> [Work to do]: Find each line that has the string "title" and give the total, with nothing else.

:::

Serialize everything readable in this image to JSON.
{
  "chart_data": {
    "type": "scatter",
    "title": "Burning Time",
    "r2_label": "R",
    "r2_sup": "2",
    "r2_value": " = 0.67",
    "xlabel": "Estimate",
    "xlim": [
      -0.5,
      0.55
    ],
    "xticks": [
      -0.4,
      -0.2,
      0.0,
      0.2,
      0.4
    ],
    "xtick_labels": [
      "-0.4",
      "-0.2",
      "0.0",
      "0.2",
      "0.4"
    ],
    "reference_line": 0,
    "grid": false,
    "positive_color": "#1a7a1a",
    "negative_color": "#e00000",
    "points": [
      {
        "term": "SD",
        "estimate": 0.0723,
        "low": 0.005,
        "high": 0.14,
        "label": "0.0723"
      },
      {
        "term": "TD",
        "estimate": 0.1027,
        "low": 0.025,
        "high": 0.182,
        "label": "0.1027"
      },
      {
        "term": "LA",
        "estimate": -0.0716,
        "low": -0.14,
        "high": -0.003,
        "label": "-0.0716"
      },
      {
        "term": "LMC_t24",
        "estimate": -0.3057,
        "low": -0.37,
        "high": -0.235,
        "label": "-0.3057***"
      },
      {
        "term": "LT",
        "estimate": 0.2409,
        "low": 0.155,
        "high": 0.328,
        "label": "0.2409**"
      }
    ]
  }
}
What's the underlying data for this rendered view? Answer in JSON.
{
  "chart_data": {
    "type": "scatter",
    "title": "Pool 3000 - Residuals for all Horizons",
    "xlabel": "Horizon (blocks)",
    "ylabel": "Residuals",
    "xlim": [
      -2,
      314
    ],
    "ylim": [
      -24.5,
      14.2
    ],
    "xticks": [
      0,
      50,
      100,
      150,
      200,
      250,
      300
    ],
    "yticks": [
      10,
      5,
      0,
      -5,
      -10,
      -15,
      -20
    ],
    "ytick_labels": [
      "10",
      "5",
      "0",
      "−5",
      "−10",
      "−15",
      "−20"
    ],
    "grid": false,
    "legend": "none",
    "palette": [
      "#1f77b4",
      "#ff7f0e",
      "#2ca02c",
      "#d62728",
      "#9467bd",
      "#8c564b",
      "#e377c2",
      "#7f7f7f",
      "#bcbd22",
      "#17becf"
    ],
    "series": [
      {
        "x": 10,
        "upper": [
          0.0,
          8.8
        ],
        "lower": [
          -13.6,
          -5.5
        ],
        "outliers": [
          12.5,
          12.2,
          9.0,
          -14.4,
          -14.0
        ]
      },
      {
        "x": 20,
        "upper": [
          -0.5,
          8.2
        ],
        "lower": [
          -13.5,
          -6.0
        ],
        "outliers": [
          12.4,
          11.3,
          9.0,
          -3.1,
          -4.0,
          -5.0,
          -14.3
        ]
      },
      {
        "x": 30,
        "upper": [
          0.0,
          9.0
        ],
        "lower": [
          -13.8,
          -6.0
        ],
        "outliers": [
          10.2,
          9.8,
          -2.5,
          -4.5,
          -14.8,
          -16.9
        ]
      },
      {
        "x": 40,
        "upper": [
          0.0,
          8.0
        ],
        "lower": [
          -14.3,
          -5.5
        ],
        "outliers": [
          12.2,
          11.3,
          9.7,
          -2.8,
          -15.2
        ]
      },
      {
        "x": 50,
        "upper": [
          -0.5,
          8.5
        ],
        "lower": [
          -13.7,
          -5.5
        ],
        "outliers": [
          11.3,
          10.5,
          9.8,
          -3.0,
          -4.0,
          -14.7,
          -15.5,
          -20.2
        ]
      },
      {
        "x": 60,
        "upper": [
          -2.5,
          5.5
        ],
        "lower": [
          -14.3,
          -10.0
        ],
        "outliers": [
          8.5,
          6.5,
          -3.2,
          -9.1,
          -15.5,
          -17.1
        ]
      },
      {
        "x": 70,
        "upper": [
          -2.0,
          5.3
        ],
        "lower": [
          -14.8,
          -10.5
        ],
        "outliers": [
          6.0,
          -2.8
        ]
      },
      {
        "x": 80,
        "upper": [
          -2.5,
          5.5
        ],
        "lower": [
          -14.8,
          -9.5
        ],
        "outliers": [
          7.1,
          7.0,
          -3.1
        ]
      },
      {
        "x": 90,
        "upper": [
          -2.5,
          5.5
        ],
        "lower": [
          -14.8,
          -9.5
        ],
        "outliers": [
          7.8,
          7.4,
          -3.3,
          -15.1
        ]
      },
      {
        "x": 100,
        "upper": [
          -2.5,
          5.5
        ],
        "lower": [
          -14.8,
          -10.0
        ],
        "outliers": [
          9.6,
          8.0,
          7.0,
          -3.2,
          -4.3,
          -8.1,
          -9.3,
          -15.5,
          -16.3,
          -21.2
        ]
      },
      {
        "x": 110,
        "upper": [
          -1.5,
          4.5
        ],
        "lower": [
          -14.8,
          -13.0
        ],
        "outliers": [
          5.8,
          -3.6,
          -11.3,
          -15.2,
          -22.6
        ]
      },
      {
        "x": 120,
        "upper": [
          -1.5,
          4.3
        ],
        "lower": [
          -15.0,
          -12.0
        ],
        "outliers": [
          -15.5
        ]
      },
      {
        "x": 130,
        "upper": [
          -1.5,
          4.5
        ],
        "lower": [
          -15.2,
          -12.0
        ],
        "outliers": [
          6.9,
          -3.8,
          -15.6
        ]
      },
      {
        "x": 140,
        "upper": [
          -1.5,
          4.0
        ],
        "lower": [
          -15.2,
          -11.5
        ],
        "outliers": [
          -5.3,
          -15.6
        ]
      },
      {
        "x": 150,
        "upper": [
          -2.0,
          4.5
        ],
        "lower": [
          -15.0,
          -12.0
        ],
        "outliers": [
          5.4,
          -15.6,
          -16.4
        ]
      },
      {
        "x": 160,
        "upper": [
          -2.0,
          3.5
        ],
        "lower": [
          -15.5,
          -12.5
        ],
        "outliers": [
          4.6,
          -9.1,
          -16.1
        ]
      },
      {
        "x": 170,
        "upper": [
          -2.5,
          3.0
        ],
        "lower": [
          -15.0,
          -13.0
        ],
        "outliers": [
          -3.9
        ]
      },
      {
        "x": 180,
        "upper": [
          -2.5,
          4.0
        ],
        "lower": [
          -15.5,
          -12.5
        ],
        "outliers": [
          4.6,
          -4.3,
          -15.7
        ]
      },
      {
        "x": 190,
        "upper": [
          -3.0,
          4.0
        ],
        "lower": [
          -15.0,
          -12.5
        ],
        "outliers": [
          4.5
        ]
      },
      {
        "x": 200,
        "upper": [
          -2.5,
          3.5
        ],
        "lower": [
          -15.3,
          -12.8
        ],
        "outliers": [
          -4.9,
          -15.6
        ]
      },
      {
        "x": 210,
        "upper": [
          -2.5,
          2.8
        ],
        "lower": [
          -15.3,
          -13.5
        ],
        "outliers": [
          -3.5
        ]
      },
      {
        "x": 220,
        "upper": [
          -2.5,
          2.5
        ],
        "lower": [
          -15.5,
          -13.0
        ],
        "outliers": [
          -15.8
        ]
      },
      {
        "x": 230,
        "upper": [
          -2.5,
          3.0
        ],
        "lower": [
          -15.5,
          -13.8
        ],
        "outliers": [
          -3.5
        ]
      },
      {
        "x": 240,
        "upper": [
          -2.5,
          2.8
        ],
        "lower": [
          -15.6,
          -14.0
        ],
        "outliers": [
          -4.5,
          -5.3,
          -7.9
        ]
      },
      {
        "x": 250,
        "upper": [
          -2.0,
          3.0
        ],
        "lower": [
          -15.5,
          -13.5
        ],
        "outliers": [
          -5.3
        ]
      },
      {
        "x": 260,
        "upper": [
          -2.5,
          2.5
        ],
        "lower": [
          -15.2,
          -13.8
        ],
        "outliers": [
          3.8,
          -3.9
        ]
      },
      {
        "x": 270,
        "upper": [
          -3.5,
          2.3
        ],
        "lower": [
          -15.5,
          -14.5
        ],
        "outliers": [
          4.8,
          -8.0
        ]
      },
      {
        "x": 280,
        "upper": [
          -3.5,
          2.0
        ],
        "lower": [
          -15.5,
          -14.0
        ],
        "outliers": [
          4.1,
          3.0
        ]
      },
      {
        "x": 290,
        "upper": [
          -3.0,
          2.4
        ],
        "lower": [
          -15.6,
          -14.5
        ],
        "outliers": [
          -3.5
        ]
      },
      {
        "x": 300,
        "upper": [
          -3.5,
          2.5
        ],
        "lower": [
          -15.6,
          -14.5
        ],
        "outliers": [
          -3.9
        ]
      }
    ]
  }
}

:::

> [Written answer]: 2